» **Exercise goal**: What is the count of lines that hold the word "title"? Give only the number.

» **Dataset records**:
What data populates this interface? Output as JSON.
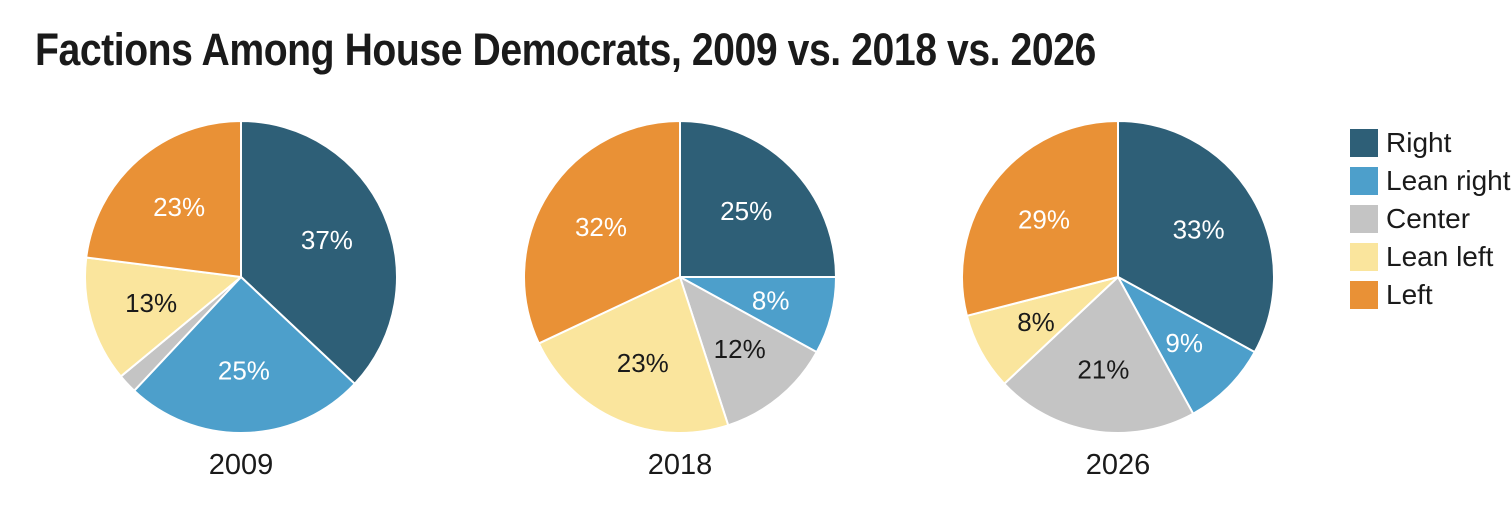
{
  "title": "Factions Among House Democrats, 2009 vs. 2018 vs. 2026",
  "legend": {
    "position": "right",
    "items": [
      {
        "label": "Right",
        "color": "#2e5f77",
        "slice_text_color": "#ffffff"
      },
      {
        "label": "Lean right",
        "color": "#4d9fcb",
        "slice_text_color": "#ffffff"
      },
      {
        "label": "Center",
        "color": "#c4c4c4",
        "slice_text_color": "#1a1a1a"
      },
      {
        "label": "Lean left",
        "color": "#fae59d",
        "slice_text_color": "#1a1a1a"
      },
      {
        "label": "Left",
        "color": "#e99136",
        "slice_text_color": "#ffffff"
      }
    ]
  },
  "chart_data": [
    {
      "type": "pie",
      "title": "2009",
      "categories": [
        "Right",
        "Lean right",
        "Center",
        "Lean left",
        "Left"
      ],
      "values": [
        37,
        25,
        2,
        13,
        23
      ],
      "slice_labels": [
        "37%",
        "25%",
        "",
        "13%",
        "23%"
      ],
      "start_angle_deg": 0,
      "direction": "clockwise"
    },
    {
      "type": "pie",
      "title": "2018",
      "categories": [
        "Right",
        "Lean right",
        "Center",
        "Lean left",
        "Left"
      ],
      "values": [
        25,
        8,
        12,
        23,
        32
      ],
      "slice_labels": [
        "25%",
        "8%",
        "12%",
        "23%",
        "32%"
      ],
      "start_angle_deg": 0,
      "direction": "clockwise"
    },
    {
      "type": "pie",
      "title": "2026",
      "categories": [
        "Right",
        "Lean right",
        "Center",
        "Lean left",
        "Left"
      ],
      "values": [
        33,
        9,
        21,
        8,
        29
      ],
      "slice_labels": [
        "33%",
        "9%",
        "21%",
        "8%",
        "29%"
      ],
      "start_angle_deg": 0,
      "direction": "clockwise"
    }
  ]
}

» **Solution**: 4